FRAGMENTO DEL TEXTO =
————
La firma del Pacto Ético Electoral para la Alcaldía de Lima terminó exhibiendo una paradoja difícil de defender: mientras los candidatos hablan de respeto a las reglas democráticas, más de 60 alcaldes en funciones buscan permanecer políticamente en sus municipios postulando como primeros regidores, pese a que la Constitución prohíbe la reelección inmediata.
La discusión ya no puede reducirse a una sutileza jurídica. Si una norma dice “no reelección”, pero permite construir una ruta para regresar al mismo poder por sucesión, entonces el problema no está resuelto: está maquillado.
Durante la ceremonia organizada por el JNE, 19 de los 26 candidatos convocados participaron personalmente o mediante representantes. Varios rechazaron públicamente la llamada “reelección encubierta”. Carlos Bruce exigió respeto a la Constitución; Susel Paredes cuestionó la complacencia institucional; Francis Allison habló directamente de una “sacada de vuelta a la Constitución”.
————
DATOS =
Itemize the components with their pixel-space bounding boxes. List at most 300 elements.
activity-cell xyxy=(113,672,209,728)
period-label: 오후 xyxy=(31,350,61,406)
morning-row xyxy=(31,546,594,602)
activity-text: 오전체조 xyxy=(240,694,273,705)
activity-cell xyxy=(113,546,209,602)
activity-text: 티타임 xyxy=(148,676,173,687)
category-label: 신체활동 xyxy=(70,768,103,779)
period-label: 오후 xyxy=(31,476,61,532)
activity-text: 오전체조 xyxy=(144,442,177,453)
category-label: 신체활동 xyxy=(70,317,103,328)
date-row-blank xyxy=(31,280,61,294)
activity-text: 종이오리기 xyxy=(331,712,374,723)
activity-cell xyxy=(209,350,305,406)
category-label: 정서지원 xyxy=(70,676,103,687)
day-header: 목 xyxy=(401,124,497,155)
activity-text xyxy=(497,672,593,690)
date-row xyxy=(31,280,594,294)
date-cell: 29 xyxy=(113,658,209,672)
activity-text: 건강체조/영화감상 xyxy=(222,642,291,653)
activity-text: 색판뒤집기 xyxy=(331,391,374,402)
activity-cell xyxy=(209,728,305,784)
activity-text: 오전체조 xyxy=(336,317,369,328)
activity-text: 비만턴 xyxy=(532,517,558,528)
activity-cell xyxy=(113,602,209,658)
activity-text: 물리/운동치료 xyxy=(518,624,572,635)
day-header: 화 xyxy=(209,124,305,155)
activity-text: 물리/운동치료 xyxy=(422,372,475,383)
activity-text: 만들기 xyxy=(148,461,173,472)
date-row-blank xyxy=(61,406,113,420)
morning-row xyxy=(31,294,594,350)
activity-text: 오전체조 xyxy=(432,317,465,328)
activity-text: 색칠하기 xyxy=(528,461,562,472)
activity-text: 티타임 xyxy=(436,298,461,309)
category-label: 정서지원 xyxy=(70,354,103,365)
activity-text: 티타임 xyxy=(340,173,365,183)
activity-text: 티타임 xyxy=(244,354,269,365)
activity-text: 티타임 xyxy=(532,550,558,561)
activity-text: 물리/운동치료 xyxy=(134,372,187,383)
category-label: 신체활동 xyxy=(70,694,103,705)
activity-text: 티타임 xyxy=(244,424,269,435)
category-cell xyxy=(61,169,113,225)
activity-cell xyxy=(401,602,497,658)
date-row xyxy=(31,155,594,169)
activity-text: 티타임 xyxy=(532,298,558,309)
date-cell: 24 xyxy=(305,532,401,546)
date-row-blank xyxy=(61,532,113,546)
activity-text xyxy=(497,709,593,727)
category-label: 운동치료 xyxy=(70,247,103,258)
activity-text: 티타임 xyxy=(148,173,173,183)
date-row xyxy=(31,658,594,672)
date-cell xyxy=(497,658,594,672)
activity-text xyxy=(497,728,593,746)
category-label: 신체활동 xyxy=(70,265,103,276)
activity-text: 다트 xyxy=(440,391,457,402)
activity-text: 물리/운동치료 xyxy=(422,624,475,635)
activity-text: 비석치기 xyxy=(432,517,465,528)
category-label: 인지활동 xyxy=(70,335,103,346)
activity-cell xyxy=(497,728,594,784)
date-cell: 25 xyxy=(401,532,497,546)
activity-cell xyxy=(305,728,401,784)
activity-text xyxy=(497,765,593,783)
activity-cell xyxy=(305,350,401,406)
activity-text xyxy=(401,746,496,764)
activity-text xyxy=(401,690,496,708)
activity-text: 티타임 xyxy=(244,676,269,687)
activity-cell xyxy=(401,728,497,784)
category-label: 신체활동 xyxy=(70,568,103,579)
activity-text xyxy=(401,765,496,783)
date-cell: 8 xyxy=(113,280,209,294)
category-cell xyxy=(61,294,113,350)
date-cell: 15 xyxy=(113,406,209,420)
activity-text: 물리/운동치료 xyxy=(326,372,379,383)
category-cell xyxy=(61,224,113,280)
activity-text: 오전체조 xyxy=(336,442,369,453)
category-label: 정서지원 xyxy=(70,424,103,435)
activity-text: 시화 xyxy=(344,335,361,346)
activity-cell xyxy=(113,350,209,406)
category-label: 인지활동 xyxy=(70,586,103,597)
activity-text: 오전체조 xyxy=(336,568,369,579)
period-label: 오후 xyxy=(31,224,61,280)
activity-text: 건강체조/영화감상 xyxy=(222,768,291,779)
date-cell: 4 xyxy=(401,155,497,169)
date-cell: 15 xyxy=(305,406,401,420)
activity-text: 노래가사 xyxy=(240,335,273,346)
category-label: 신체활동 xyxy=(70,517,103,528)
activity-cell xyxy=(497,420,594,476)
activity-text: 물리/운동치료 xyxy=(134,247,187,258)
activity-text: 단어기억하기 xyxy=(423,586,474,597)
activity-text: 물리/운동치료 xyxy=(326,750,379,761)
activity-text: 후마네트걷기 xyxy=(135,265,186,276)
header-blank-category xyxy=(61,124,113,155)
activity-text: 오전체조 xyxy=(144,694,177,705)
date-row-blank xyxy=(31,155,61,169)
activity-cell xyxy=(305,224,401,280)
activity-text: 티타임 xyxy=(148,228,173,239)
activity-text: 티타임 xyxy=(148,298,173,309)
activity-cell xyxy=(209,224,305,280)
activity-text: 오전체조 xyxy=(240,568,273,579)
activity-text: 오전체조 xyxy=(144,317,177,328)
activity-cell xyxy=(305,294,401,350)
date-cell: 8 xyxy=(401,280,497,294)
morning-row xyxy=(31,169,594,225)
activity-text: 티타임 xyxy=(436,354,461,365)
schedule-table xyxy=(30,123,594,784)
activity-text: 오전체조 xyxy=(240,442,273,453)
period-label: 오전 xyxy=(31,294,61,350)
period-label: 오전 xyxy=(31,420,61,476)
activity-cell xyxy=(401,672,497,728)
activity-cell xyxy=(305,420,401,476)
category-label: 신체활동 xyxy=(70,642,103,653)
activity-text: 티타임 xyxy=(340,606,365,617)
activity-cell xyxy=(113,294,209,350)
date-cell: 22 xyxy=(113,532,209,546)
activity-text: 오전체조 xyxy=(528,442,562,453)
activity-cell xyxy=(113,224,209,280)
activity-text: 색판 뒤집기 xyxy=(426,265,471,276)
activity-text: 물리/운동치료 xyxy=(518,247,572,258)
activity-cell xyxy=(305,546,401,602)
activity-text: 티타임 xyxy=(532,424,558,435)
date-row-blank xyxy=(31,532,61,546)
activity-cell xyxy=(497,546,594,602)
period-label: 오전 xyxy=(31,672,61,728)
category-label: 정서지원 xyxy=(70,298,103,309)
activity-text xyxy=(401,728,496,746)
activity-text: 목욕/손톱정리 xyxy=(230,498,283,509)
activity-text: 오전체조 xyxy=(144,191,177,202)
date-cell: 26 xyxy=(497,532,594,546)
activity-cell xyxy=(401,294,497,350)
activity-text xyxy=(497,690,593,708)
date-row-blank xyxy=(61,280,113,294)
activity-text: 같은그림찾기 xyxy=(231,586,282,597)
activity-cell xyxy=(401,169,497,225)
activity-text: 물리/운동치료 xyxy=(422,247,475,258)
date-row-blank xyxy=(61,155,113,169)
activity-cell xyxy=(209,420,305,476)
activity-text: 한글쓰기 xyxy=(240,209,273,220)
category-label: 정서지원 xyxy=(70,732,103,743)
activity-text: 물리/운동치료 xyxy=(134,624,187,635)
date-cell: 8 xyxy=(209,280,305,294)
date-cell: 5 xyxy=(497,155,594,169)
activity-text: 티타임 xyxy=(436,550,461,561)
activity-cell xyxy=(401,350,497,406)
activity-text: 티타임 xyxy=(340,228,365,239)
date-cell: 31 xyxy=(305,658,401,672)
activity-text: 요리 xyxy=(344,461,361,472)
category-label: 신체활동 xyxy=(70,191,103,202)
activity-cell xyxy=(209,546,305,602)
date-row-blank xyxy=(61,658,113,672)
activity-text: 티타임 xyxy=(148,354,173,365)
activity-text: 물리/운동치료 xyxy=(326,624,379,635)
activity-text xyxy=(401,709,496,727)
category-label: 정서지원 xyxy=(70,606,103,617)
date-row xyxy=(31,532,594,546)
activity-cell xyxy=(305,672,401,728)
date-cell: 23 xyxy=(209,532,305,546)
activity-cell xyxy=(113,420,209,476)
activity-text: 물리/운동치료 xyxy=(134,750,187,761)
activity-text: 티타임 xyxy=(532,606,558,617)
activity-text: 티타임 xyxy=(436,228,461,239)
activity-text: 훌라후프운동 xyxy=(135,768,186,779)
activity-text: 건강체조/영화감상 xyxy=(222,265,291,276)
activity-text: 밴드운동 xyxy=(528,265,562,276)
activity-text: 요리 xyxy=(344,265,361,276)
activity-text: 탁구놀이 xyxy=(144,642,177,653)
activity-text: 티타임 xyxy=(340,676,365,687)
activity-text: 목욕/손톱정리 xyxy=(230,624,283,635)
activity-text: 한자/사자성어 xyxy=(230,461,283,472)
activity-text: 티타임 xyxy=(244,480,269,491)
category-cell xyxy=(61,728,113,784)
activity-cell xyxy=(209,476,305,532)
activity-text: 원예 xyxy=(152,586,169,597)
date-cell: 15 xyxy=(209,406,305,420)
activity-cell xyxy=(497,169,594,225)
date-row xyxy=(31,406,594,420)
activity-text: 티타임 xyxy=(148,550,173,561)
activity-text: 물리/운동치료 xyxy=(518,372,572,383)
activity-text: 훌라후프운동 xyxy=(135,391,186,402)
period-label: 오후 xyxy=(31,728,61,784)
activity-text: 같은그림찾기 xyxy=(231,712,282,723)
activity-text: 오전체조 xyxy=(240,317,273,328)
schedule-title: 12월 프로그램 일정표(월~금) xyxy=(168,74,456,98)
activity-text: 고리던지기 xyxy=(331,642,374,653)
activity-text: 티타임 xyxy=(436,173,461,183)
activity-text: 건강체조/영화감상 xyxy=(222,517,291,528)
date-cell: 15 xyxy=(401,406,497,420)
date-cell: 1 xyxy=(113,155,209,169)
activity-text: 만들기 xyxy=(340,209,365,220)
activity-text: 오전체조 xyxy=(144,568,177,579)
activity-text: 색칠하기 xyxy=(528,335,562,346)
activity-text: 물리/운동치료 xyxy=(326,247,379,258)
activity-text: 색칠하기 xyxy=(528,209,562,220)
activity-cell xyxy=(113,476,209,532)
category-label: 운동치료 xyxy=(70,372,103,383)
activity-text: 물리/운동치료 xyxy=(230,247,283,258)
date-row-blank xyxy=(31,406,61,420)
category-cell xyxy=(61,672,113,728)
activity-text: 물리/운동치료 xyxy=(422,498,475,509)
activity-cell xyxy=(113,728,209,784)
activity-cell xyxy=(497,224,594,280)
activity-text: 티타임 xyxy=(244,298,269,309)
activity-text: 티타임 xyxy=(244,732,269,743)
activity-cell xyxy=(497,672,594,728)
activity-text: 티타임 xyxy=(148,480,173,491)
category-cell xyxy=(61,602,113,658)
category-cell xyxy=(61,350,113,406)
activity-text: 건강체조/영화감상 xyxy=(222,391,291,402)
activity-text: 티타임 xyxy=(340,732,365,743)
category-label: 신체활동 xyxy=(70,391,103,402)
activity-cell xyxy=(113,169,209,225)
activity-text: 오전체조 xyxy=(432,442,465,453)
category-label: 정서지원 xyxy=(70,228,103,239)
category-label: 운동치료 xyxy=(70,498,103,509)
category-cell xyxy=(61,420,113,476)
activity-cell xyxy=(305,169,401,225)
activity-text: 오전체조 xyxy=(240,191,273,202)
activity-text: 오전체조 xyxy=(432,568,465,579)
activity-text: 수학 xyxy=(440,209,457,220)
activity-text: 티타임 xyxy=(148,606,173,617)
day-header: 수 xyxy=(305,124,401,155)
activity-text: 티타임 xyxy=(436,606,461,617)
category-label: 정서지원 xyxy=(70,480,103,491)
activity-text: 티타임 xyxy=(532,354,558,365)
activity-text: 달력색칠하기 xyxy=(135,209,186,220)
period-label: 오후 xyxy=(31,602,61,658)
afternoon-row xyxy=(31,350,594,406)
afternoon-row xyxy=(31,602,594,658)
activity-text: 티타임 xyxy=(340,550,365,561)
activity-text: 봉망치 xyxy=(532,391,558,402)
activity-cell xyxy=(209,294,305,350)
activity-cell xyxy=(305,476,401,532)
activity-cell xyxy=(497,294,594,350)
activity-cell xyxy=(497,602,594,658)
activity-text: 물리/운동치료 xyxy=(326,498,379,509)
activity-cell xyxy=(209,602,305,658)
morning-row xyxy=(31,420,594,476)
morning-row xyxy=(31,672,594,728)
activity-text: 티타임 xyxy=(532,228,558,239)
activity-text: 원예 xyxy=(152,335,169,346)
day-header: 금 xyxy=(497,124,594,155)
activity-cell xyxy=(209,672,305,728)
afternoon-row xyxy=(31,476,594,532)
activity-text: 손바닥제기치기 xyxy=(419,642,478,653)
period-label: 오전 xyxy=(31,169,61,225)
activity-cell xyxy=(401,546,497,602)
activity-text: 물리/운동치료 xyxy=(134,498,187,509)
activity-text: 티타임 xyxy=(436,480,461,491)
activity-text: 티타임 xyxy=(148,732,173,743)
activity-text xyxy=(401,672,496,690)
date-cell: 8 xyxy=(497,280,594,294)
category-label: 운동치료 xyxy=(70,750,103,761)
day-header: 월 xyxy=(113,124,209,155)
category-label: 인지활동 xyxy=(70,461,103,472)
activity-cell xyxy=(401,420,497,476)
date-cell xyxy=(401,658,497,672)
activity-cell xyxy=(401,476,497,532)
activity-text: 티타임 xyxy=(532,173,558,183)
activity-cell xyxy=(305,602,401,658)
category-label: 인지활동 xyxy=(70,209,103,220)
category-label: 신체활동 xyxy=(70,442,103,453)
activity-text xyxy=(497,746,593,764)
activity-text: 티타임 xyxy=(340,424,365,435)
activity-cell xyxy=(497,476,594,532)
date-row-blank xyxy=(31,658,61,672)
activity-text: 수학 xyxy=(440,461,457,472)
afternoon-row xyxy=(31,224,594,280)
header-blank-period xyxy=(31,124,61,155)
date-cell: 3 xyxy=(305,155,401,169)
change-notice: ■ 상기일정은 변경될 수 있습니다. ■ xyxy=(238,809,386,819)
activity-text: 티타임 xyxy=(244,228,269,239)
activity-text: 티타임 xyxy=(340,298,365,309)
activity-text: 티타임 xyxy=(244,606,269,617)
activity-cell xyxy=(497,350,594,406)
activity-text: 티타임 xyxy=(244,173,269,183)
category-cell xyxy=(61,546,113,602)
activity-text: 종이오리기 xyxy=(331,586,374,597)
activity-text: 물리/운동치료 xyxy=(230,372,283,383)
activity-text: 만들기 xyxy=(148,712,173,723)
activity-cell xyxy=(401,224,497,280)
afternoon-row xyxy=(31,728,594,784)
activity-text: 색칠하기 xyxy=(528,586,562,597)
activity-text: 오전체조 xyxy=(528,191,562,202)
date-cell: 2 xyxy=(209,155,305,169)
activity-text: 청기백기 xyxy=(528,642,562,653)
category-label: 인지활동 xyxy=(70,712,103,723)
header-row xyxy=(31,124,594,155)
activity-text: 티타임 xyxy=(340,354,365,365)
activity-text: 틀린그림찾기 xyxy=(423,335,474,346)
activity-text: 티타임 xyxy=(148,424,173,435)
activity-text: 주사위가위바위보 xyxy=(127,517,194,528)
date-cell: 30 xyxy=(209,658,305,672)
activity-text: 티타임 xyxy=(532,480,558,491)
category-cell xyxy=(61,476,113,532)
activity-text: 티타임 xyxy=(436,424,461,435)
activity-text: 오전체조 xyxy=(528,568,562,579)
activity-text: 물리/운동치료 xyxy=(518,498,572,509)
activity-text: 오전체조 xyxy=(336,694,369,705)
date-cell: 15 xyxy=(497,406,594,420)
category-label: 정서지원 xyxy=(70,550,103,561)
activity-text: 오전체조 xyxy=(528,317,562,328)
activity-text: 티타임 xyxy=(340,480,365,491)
————
OBJETIVO DEL EJERCICIO =
Retoma el texto sobre el Pacto Ético Electoral y la reelección encubierta y continúalo a partir de su última oración.

RESPUESTA =
La frase es dura, pero describe bien el malestar.
El presidente del JNE, Roberto Burneo, explicó que el Congreso nunca prohibió expresamente que un alcalde pueda postular como primer regidor. Es decir, el sistema cerró la puerta y dejó la ventana abierta. Luego, cuando alguien entra por esa ventana, todos se sorprenden.
No se puede exigir al JNE que invente impedimentos durante el proceso. Pero tampoco se puede absolver políticamente al Congreso, que durante años ha aprobado reformas electorales incompletas, parchadas y llenas de vacíos que después terminan explotando en plena campaña.
Más grave aún: algunos alcaldes podrían perder formalmente la posibilidad de reelegirse, pero conservar una vía para volver mediante renuncia o vacancia del titular. La Constitución prohíbe la continuidad; la ingeniería política busca cómo reproducirla.
Eso no fortalece la democracia. La desgasta.
La solución exige una reforma clara: o se permite una reelección inmediata bajo reglas expresas, o se prohíbe también integrar la misma lista en posiciones que permitan retornar al cargo por sucesión.
Lo que no puede continuar es esta política de doble lenguaje: prohibir con solemnidad y permitir con astucia.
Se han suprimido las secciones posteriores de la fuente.